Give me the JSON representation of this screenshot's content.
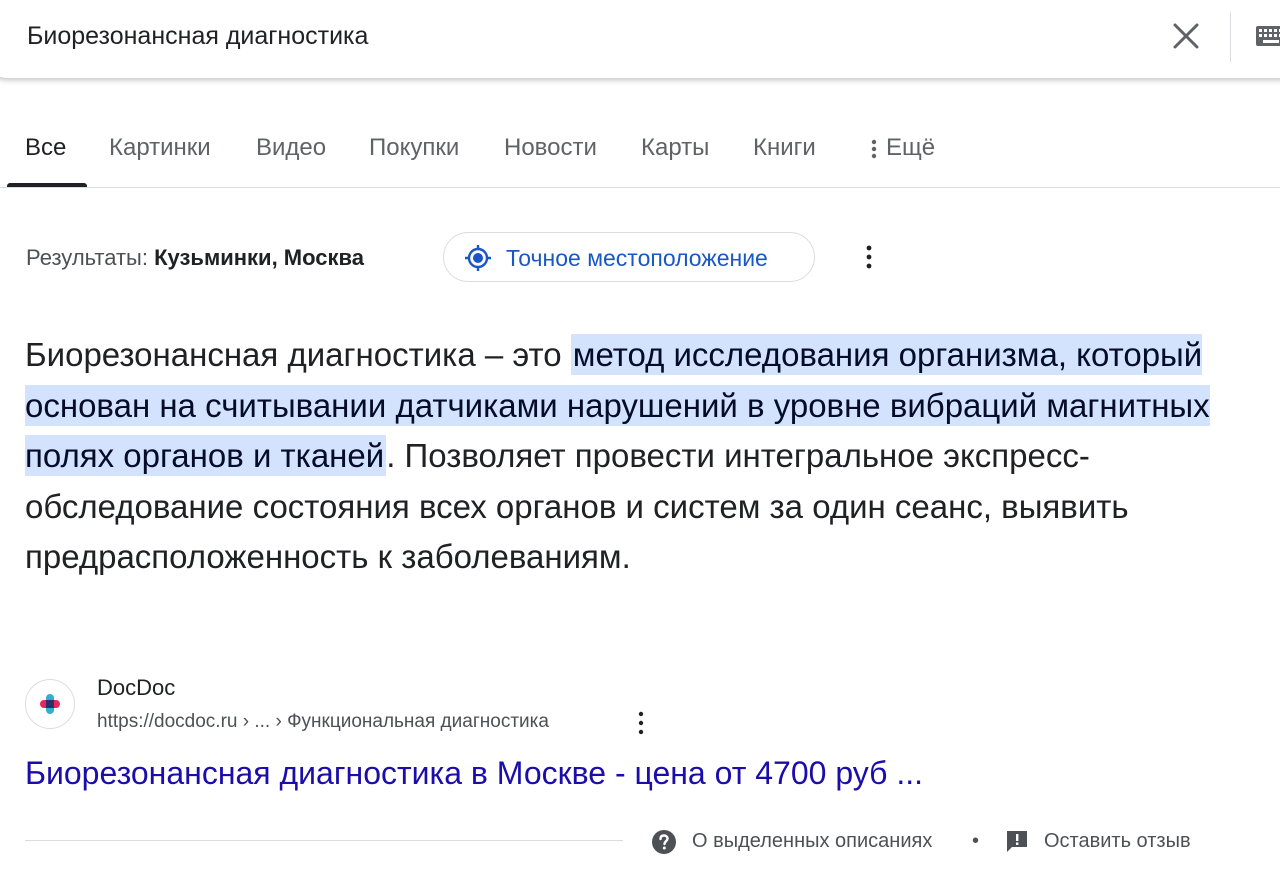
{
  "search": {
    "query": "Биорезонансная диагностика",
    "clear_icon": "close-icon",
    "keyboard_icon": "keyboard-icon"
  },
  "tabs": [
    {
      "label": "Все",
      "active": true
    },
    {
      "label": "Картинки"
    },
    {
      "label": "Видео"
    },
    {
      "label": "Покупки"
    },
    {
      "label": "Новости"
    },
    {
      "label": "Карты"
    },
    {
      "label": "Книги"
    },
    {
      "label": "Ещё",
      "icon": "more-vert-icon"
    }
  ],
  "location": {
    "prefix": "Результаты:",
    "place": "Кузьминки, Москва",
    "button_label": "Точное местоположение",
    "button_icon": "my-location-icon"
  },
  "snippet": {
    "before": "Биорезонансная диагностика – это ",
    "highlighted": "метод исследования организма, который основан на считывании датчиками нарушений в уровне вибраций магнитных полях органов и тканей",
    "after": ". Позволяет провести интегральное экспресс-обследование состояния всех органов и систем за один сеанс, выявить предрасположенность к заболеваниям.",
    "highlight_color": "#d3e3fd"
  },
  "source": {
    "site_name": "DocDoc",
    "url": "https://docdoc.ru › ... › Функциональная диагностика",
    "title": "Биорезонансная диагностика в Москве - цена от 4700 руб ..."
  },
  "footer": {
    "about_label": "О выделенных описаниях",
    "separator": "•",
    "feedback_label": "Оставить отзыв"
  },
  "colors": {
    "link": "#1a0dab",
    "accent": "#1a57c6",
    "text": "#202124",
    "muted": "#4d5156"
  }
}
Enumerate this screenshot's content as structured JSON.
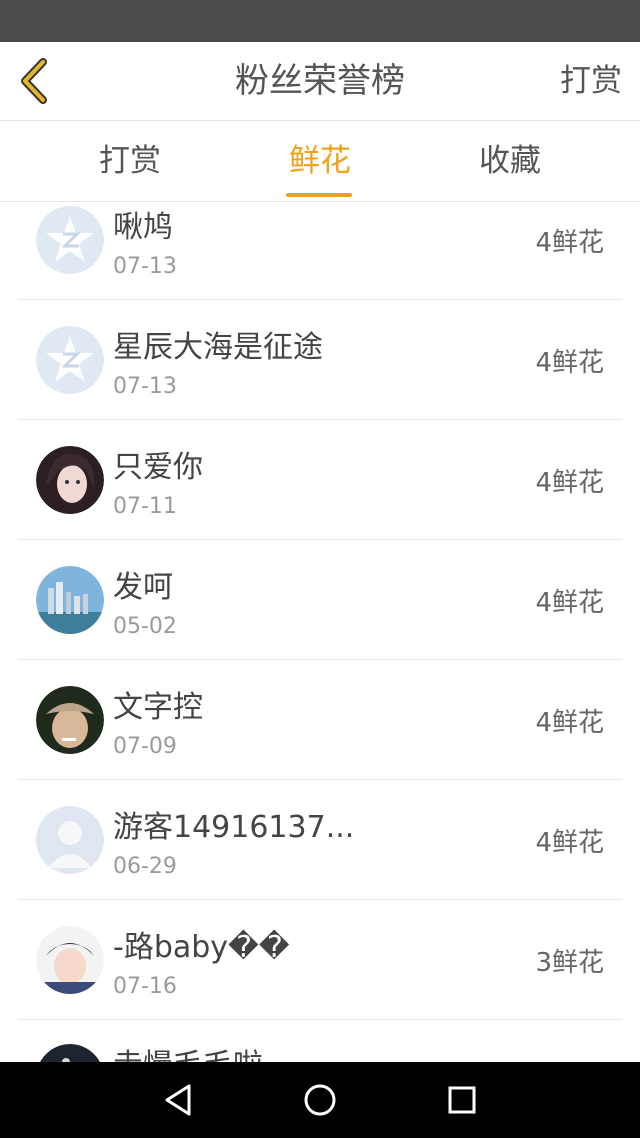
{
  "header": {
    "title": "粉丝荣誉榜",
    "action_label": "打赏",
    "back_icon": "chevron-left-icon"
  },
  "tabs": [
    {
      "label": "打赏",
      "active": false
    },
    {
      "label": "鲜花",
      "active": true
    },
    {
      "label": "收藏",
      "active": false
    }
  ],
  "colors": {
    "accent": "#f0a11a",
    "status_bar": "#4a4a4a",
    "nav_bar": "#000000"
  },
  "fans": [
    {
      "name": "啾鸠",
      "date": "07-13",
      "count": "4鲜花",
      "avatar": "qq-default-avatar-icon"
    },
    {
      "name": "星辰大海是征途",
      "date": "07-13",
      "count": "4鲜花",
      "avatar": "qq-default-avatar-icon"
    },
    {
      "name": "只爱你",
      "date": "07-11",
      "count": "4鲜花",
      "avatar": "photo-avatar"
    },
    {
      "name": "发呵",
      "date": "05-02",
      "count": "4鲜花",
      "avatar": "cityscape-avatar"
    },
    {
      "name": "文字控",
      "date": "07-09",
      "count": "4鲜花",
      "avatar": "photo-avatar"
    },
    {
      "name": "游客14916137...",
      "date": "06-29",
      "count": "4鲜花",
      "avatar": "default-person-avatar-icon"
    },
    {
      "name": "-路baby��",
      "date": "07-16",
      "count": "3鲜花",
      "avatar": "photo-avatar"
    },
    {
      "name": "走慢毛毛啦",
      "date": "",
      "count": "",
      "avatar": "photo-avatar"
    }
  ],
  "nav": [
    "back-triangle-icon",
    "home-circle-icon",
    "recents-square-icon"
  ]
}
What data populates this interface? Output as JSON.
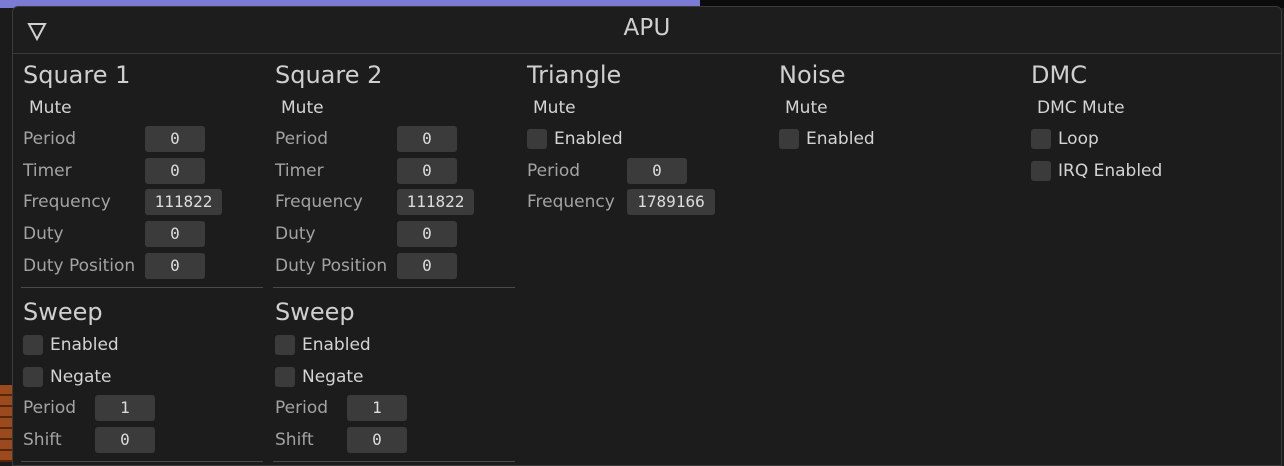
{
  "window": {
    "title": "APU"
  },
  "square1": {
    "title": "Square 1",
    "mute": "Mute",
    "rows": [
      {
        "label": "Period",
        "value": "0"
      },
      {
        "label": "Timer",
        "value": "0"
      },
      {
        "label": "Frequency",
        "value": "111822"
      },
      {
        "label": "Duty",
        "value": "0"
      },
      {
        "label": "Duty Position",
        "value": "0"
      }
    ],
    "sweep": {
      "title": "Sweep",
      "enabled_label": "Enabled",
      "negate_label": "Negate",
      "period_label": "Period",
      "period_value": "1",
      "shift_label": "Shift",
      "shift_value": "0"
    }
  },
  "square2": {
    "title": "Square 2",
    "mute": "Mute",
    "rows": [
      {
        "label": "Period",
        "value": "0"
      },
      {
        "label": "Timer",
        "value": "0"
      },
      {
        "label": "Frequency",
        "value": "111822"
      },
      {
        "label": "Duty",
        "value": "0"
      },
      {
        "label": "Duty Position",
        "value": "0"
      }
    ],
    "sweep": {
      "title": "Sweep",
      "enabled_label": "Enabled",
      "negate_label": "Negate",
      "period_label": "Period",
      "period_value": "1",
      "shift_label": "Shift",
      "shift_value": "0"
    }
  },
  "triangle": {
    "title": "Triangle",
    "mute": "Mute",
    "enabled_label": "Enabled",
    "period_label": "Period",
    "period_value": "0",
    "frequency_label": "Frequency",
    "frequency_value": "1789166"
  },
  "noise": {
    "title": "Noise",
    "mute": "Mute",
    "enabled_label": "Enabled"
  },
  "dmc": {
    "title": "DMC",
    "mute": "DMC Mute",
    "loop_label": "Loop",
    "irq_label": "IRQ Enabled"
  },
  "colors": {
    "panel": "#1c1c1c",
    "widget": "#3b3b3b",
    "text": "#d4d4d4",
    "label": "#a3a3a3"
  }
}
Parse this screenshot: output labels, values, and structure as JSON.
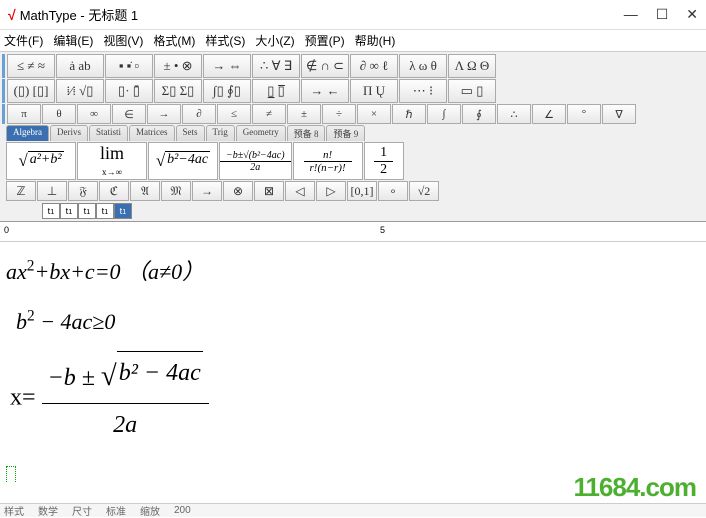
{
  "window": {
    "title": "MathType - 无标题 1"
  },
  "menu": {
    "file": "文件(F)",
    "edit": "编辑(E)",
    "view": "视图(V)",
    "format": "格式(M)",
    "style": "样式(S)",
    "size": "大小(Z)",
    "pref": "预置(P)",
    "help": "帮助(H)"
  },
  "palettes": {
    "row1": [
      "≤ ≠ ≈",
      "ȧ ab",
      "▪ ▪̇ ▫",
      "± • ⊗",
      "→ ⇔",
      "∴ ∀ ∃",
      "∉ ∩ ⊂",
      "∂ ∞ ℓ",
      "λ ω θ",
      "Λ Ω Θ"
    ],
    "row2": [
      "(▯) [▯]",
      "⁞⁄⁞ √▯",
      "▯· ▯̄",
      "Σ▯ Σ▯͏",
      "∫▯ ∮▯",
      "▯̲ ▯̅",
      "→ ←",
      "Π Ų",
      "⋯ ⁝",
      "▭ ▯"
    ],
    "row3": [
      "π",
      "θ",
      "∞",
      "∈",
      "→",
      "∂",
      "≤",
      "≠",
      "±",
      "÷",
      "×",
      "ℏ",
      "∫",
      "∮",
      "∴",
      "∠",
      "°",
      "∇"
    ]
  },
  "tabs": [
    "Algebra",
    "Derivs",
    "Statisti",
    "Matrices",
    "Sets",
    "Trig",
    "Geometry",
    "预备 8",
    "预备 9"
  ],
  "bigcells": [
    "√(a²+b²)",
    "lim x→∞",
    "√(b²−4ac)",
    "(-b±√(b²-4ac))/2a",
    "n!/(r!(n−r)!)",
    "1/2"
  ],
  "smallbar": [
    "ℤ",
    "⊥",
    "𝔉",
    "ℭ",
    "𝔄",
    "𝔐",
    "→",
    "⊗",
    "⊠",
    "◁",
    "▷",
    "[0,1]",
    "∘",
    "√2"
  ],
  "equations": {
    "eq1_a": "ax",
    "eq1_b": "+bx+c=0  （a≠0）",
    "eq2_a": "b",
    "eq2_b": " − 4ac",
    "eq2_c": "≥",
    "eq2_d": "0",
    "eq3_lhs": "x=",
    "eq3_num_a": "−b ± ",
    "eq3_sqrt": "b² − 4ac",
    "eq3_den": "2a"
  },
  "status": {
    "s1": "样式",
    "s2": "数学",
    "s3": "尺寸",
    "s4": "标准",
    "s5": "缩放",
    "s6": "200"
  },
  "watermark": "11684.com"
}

→ REQUIREMENTS: Transcribe all the lines above exactly, apart from the pictures.

→ COMPLETE RESPONSE:
Give me the JSON representation of this screenshot's content.
{
  "search": {
    "query": "Биорезонансная диагностика",
    "clear_icon": "close-icon",
    "keyboard_icon": "keyboard-icon"
  },
  "tabs": [
    {
      "label": "Все",
      "active": true
    },
    {
      "label": "Картинки"
    },
    {
      "label": "Видео"
    },
    {
      "label": "Покупки"
    },
    {
      "label": "Новости"
    },
    {
      "label": "Карты"
    },
    {
      "label": "Книги"
    },
    {
      "label": "Ещё",
      "icon": "more-vert-icon"
    }
  ],
  "location": {
    "prefix": "Результаты:",
    "place": "Кузьминки, Москва",
    "button_label": "Точное местоположение",
    "button_icon": "my-location-icon"
  },
  "snippet": {
    "before": "Биорезонансная диагностика – это ",
    "highlighted": "метод исследования организма, который основан на считывании датчиками нарушений в уровне вибраций магнитных полях органов и тканей",
    "after": ". Позволяет провести интегральное экспресс-обследование состояния всех органов и систем за один сеанс, выявить предрасположенность к заболеваниям.",
    "highlight_color": "#d3e3fd"
  },
  "source": {
    "site_name": "DocDoc",
    "url": "https://docdoc.ru › ... › Функциональная диагностика",
    "title": "Биорезонансная диагностика в Москве - цена от 4700 руб ..."
  },
  "footer": {
    "about_label": "О выделенных описаниях",
    "separator": "•",
    "feedback_label": "Оставить отзыв"
  },
  "colors": {
    "link": "#1a0dab",
    "accent": "#1a57c6",
    "text": "#202124",
    "muted": "#4d5156"
  }
}
Enumerate this screenshot's content as structured JSON.
{
  "header": {
    "title": "粉丝荣誉榜",
    "action_label": "打赏",
    "back_icon": "chevron-left-icon"
  },
  "tabs": [
    {
      "label": "打赏",
      "active": false
    },
    {
      "label": "鲜花",
      "active": true
    },
    {
      "label": "收藏",
      "active": false
    }
  ],
  "colors": {
    "accent": "#f0a11a",
    "status_bar": "#4a4a4a",
    "nav_bar": "#000000"
  },
  "fans": [
    {
      "name": "啾鸠",
      "date": "07-13",
      "count": "4鲜花",
      "avatar": "qq-default-avatar-icon"
    },
    {
      "name": "星辰大海是征途",
      "date": "07-13",
      "count": "4鲜花",
      "avatar": "qq-default-avatar-icon"
    },
    {
      "name": "只爱你",
      "date": "07-11",
      "count": "4鲜花",
      "avatar": "photo-avatar"
    },
    {
      "name": "发呵",
      "date": "05-02",
      "count": "4鲜花",
      "avatar": "cityscape-avatar"
    },
    {
      "name": "文字控",
      "date": "07-09",
      "count": "4鲜花",
      "avatar": "photo-avatar"
    },
    {
      "name": "游客14916137...",
      "date": "06-29",
      "count": "4鲜花",
      "avatar": "default-person-avatar-icon"
    },
    {
      "name": "-路baby��",
      "date": "07-16",
      "count": "3鲜花",
      "avatar": "photo-avatar"
    },
    {
      "name": "走慢毛毛啦",
      "date": "",
      "count": "",
      "avatar": "photo-avatar"
    }
  ],
  "nav": [
    "back-triangle-icon",
    "home-circle-icon",
    "recents-square-icon"
  ]
}
What data populates this interface? Output as JSON.
{
  "window": {
    "title": "APU"
  },
  "square1": {
    "title": "Square 1",
    "mute": "Mute",
    "rows": [
      {
        "label": "Period",
        "value": "0"
      },
      {
        "label": "Timer",
        "value": "0"
      },
      {
        "label": "Frequency",
        "value": "111822"
      },
      {
        "label": "Duty",
        "value": "0"
      },
      {
        "label": "Duty Position",
        "value": "0"
      }
    ],
    "sweep": {
      "title": "Sweep",
      "enabled_label": "Enabled",
      "negate_label": "Negate",
      "period_label": "Period",
      "period_value": "1",
      "shift_label": "Shift",
      "shift_value": "0"
    }
  },
  "square2": {
    "title": "Square 2",
    "mute": "Mute",
    "rows": [
      {
        "label": "Period",
        "value": "0"
      },
      {
        "label": "Timer",
        "value": "0"
      },
      {
        "label": "Frequency",
        "value": "111822"
      },
      {
        "label": "Duty",
        "value": "0"
      },
      {
        "label": "Duty Position",
        "value": "0"
      }
    ],
    "sweep": {
      "title": "Sweep",
      "enabled_label": "Enabled",
      "negate_label": "Negate",
      "period_label": "Period",
      "period_value": "1",
      "shift_label": "Shift",
      "shift_value": "0"
    }
  },
  "triangle": {
    "title": "Triangle",
    "mute": "Mute",
    "enabled_label": "Enabled",
    "period_label": "Period",
    "period_value": "0",
    "frequency_label": "Frequency",
    "frequency_value": "1789166"
  },
  "noise": {
    "title": "Noise",
    "mute": "Mute",
    "enabled_label": "Enabled"
  },
  "dmc": {
    "title": "DMC",
    "mute": "DMC Mute",
    "loop_label": "Loop",
    "irq_label": "IRQ Enabled"
  },
  "colors": {
    "panel": "#1c1c1c",
    "widget": "#3b3b3b",
    "text": "#d4d4d4",
    "label": "#a3a3a3"
  }
}
Parse this screenshot: output labels, values, and structure as JSON.
{
  "window": {
    "title": "MathType - 无标题 1"
  },
  "menu": {
    "file": "文件(F)",
    "edit": "编辑(E)",
    "view": "视图(V)",
    "format": "格式(M)",
    "style": "样式(S)",
    "size": "大小(Z)",
    "pref": "预置(P)",
    "help": "帮助(H)"
  },
  "palettes": {
    "row1": [
      "≤ ≠ ≈",
      "ȧ ab",
      "▪ ▪̇ ▫",
      "± • ⊗",
      "→ ⇔",
      "∴ ∀ ∃",
      "∉ ∩ ⊂",
      "∂ ∞ ℓ",
      "λ ω θ",
      "Λ Ω Θ"
    ],
    "row2": [
      "(▯) [▯]",
      "⁞⁄⁞ √▯",
      "▯· ▯̄",
      "Σ▯ Σ▯͏",
      "∫▯ ∮▯",
      "▯̲ ▯̅",
      "→ ←",
      "Π Ų",
      "⋯ ⁝",
      "▭ ▯"
    ],
    "row3": [
      "π",
      "θ",
      "∞",
      "∈",
      "→",
      "∂",
      "≤",
      "≠",
      "±",
      "÷",
      "×",
      "ℏ",
      "∫",
      "∮",
      "∴",
      "∠",
      "°",
      "∇"
    ]
  },
  "tabs": [
    "Algebra",
    "Derivs",
    "Statisti",
    "Matrices",
    "Sets",
    "Trig",
    "Geometry",
    "预备 8",
    "预备 9"
  ],
  "bigcells": [
    "√(a²+b²)",
    "lim x→∞",
    "√(b²−4ac)",
    "(-b±√(b²-4ac))/2a",
    "n!/(r!(n−r)!)",
    "1/2"
  ],
  "smallbar": [
    "ℤ",
    "⊥",
    "𝔉",
    "ℭ",
    "𝔄",
    "𝔐",
    "→",
    "⊗",
    "⊠",
    "◁",
    "▷",
    "[0,1]",
    "∘",
    "√2"
  ],
  "equations": {
    "eq1_a": "ax",
    "eq1_b": "+bx+c=0  （a≠0）",
    "eq2_a": "b",
    "eq2_b": " − 4ac",
    "eq2_c": "≥",
    "eq2_d": "0",
    "eq3_lhs": "x=",
    "eq3_num_a": "−b ± ",
    "eq3_sqrt": "b² − 4ac",
    "eq3_den": "2a"
  },
  "status": {
    "s1": "样式",
    "s2": "数学",
    "s3": "尺寸",
    "s4": "标准",
    "s5": "缩放",
    "s6": "200"
  },
  "watermark": "11684.com"
}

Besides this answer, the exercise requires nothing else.